## Begin Data records
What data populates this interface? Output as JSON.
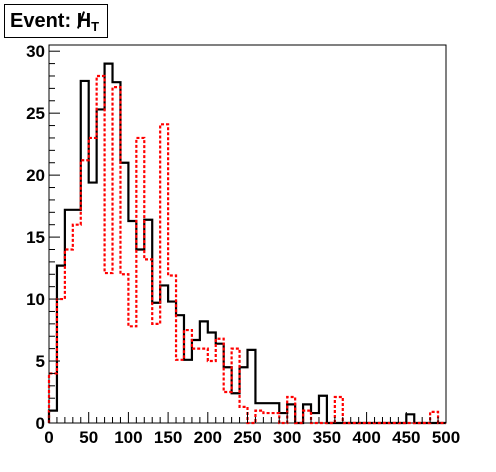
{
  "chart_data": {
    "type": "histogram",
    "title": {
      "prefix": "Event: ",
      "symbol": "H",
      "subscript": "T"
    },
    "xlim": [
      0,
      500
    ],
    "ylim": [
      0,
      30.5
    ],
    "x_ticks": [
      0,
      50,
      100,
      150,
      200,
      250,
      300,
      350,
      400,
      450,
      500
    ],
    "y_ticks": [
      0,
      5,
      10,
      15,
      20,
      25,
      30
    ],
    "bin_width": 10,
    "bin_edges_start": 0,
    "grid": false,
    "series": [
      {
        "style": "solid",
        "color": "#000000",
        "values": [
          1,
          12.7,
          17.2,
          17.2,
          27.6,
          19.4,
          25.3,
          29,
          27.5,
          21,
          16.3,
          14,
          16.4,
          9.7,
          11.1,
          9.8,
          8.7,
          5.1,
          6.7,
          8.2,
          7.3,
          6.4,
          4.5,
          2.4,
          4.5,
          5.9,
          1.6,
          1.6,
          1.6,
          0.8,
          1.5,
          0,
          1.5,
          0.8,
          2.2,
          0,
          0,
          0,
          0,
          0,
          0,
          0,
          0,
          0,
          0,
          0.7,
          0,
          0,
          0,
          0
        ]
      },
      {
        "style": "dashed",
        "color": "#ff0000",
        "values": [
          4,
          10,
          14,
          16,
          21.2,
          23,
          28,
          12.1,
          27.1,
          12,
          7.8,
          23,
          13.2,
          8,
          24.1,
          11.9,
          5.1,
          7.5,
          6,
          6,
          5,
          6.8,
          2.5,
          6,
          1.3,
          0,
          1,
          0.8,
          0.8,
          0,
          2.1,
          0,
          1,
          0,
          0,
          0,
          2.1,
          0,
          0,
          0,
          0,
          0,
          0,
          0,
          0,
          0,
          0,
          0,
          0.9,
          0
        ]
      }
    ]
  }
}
## End Data records
▶ **Problem to work on**
Reproduce all entries without any change, and omit the pictures.

▶ **Reply**
What data populates this interface? Output as JSON.
{
  "chart_data": {
    "type": "histogram",
    "title": {
      "prefix": "Event: ",
      "symbol": "H",
      "subscript": "T"
    },
    "xlim": [
      0,
      500
    ],
    "ylim": [
      0,
      30.5
    ],
    "x_ticks": [
      0,
      50,
      100,
      150,
      200,
      250,
      300,
      350,
      400,
      450,
      500
    ],
    "y_ticks": [
      0,
      5,
      10,
      15,
      20,
      25,
      30
    ],
    "bin_width": 10,
    "bin_edges_start": 0,
    "grid": false,
    "series": [
      {
        "style": "solid",
        "color": "#000000",
        "values": [
          1,
          12.7,
          17.2,
          17.2,
          27.6,
          19.4,
          25.3,
          29,
          27.5,
          21,
          16.3,
          14,
          16.4,
          9.7,
          11.1,
          9.8,
          8.7,
          5.1,
          6.7,
          8.2,
          7.3,
          6.4,
          4.5,
          2.4,
          4.5,
          5.9,
          1.6,
          1.6,
          1.6,
          0.8,
          1.5,
          0,
          1.5,
          0.8,
          2.2,
          0,
          0,
          0,
          0,
          0,
          0,
          0,
          0,
          0,
          0,
          0.7,
          0,
          0,
          0,
          0
        ]
      },
      {
        "style": "dashed",
        "color": "#ff0000",
        "values": [
          4,
          10,
          14,
          16,
          21.2,
          23,
          28,
          12.1,
          27.1,
          12,
          7.8,
          23,
          13.2,
          8,
          24.1,
          11.9,
          5.1,
          7.5,
          6,
          6,
          5,
          6.8,
          2.5,
          6,
          1.3,
          0,
          1,
          0.8,
          0.8,
          0,
          2.1,
          0,
          1,
          0,
          0,
          0,
          2.1,
          0,
          0,
          0,
          0,
          0,
          0,
          0,
          0,
          0,
          0,
          0,
          0.9,
          0
        ]
      }
    ]
  }
}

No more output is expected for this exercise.